▸ Job
In the entries that follow, how many lines contain the word "JSON"? Answer with the number only.

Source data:
..............................

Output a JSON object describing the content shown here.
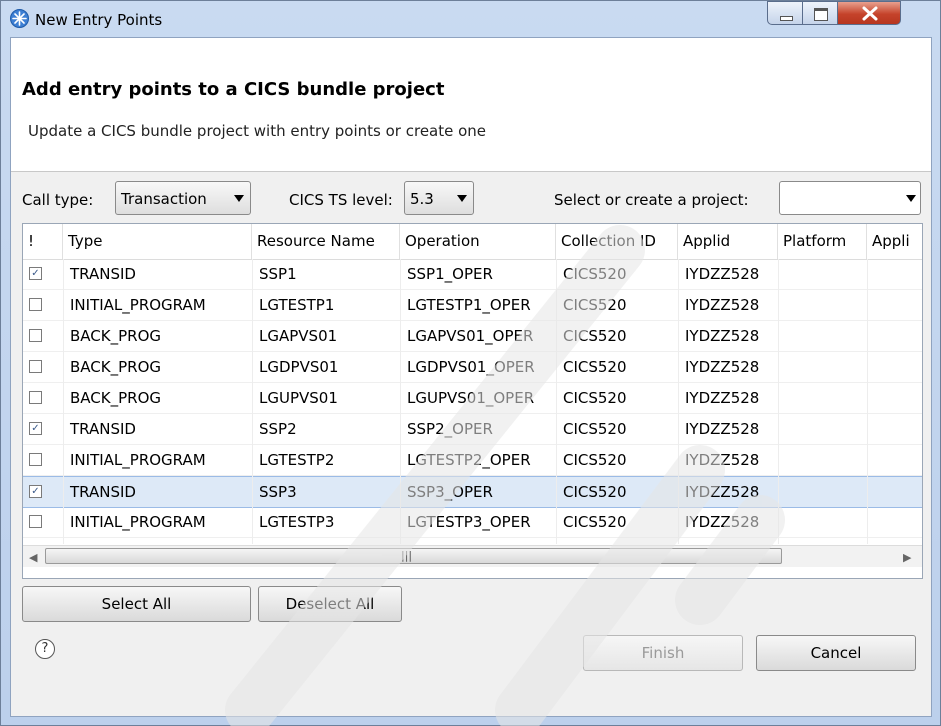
{
  "window": {
    "title": "New Entry Points"
  },
  "header": {
    "title": "Add entry points to a CICS bundle project",
    "subtitle": "Update a CICS bundle project with entry points or create one"
  },
  "controls": {
    "call_type_label": "Call type:",
    "call_type_value": "Transaction",
    "level_label": "CICS TS level:",
    "level_value": "5.3",
    "project_label": "Select or create a project:",
    "project_value": ""
  },
  "table": {
    "columns": [
      "!",
      "Type",
      "Resource Name",
      "Operation",
      "Collection ID",
      "Applid",
      "Platform",
      "Appli"
    ],
    "rows": [
      {
        "checked": true,
        "type": "TRANSID",
        "resource": "SSP1",
        "operation": "SSP1_OPER",
        "collection": "CICS520",
        "applid": "IYDZZ528"
      },
      {
        "checked": false,
        "type": "INITIAL_PROGRAM",
        "resource": "LGTESTP1",
        "operation": "LGTESTP1_OPER",
        "collection": "CICS520",
        "applid": "IYDZZ528"
      },
      {
        "checked": false,
        "type": "BACK_PROG",
        "resource": "LGAPVS01",
        "operation": "LGAPVS01_OPER",
        "collection": "CICS520",
        "applid": "IYDZZ528"
      },
      {
        "checked": false,
        "type": "BACK_PROG",
        "resource": "LGDPVS01",
        "operation": "LGDPVS01_OPER",
        "collection": "CICS520",
        "applid": "IYDZZ528"
      },
      {
        "checked": false,
        "type": "BACK_PROG",
        "resource": "LGUPVS01",
        "operation": "LGUPVS01_OPER",
        "collection": "CICS520",
        "applid": "IYDZZ528"
      },
      {
        "checked": true,
        "type": "TRANSID",
        "resource": "SSP2",
        "operation": "SSP2_OPER",
        "collection": "CICS520",
        "applid": "IYDZZ528"
      },
      {
        "checked": false,
        "type": "INITIAL_PROGRAM",
        "resource": "LGTESTP2",
        "operation": "LGTESTP2_OPER",
        "collection": "CICS520",
        "applid": "IYDZZ528"
      },
      {
        "checked": true,
        "type": "TRANSID",
        "resource": "SSP3",
        "operation": "SSP3_OPER",
        "collection": "CICS520",
        "applid": "IYDZZ528"
      },
      {
        "checked": false,
        "type": "INITIAL_PROGRAM",
        "resource": "LGTESTP3",
        "operation": "LGTESTP3_OPER",
        "collection": "CICS520",
        "applid": "IYDZZ528"
      }
    ]
  },
  "buttons": {
    "select_all": "Select All",
    "deselect_all": "Deselect All",
    "finish": "Finish",
    "cancel": "Cancel"
  },
  "help_glyph": "?"
}
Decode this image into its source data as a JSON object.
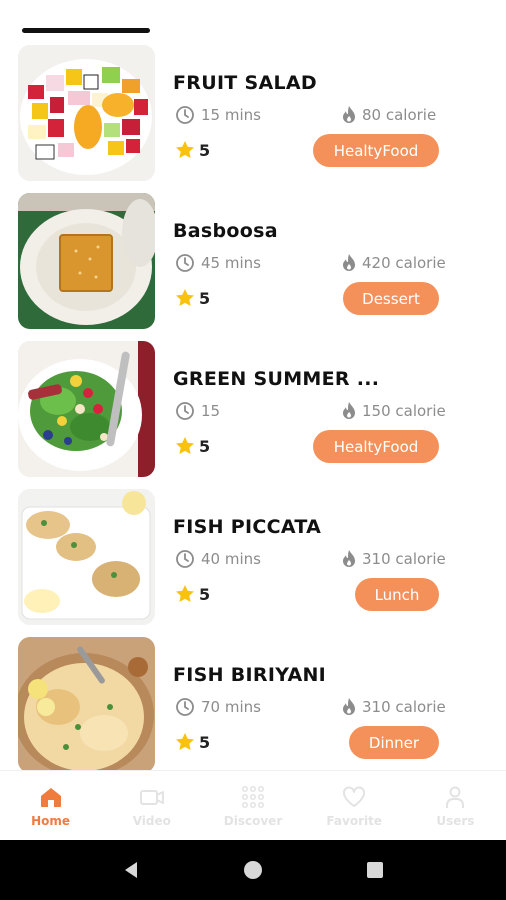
{
  "recipes": [
    {
      "title": "FRUIT SALAD",
      "time": "15 mins",
      "calories": "80 calorie",
      "rating": "5",
      "tag": "HealtyFood"
    },
    {
      "title": "Basboosa",
      "time": "45 mins",
      "calories": "420 calorie",
      "rating": "5",
      "tag": "Dessert"
    },
    {
      "title": "GREEN SUMMER ...",
      "time": "15",
      "calories": "150 calorie",
      "rating": "5",
      "tag": "HealtyFood"
    },
    {
      "title": "FISH PICCATA",
      "time": "40 mins",
      "calories": "310 calorie",
      "rating": "5",
      "tag": "Lunch"
    },
    {
      "title": "FISH BIRIYANI",
      "time": "70 mins",
      "calories": "310 calorie",
      "rating": "5",
      "tag": "Dinner"
    }
  ],
  "bottom_nav": [
    {
      "label": "Home",
      "icon": "home-icon",
      "active": true
    },
    {
      "label": "Video",
      "icon": "video-icon",
      "active": false
    },
    {
      "label": "Discover",
      "icon": "discover-grid-icon",
      "active": false
    },
    {
      "label": "Favorite",
      "icon": "heart-icon",
      "active": false
    },
    {
      "label": "Users",
      "icon": "user-icon",
      "active": false
    }
  ],
  "colors": {
    "accent": "#f4915a",
    "active_nav": "#f07b3f",
    "inactive_nav": "#e3e3e3",
    "muted_text": "#8c8c8c",
    "star": "#f9c20e"
  }
}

..............................

▸ Exercise output
2